** Begin Items **
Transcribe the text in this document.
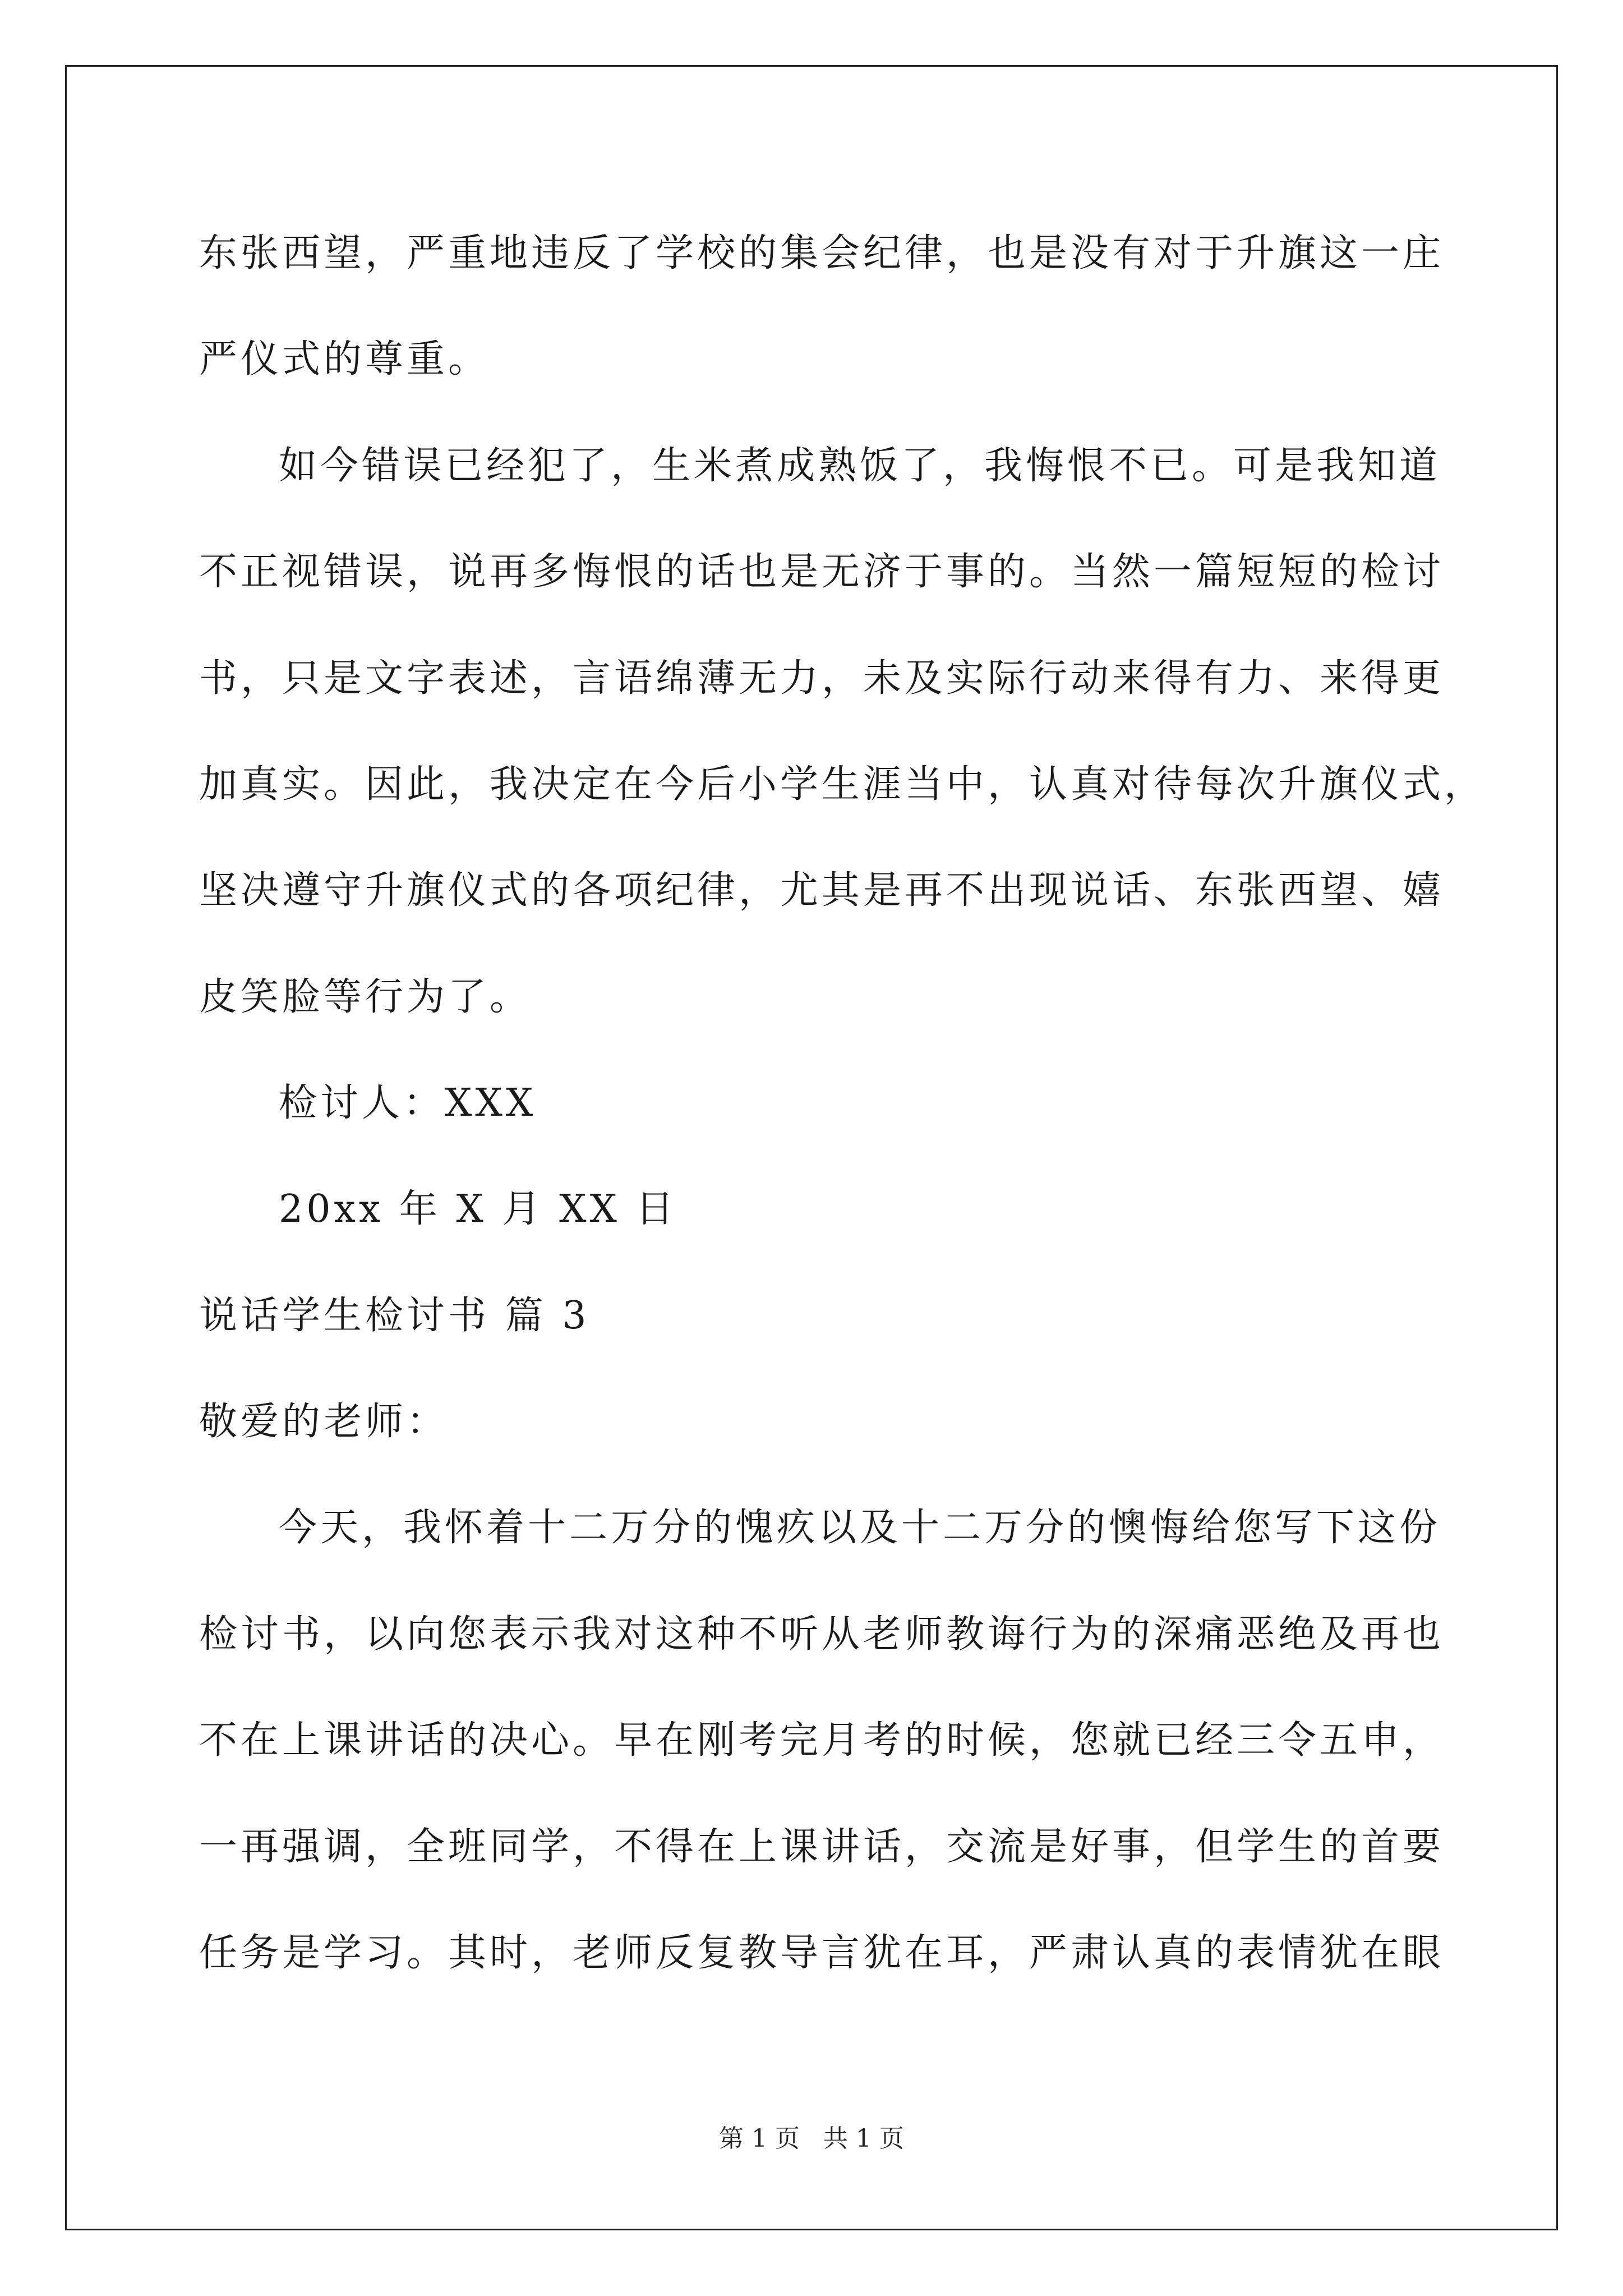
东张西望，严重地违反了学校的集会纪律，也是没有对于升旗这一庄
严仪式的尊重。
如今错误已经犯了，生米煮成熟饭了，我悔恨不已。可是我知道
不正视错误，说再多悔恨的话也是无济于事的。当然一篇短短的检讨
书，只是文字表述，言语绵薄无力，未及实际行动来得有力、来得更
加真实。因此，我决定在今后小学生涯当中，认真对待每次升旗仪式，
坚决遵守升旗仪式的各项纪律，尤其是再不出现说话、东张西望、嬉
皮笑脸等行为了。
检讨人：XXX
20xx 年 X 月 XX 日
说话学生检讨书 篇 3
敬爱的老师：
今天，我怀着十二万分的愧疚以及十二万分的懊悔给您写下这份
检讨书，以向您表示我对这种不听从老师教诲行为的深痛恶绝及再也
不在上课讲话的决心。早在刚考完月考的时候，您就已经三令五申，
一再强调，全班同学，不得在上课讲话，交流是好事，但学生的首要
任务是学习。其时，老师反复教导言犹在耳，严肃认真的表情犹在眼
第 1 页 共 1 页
** End Items **
Written exercise
Look through the entries above; copy each line where the string "东张西望" appears.

Answer to the exercise
东张西望，严重地违反了学校的集会纪律，也是没有对于升旗这一庄
坚决遵守升旗仪式的各项纪律，尤其是再不出现说话、东张西望、嬉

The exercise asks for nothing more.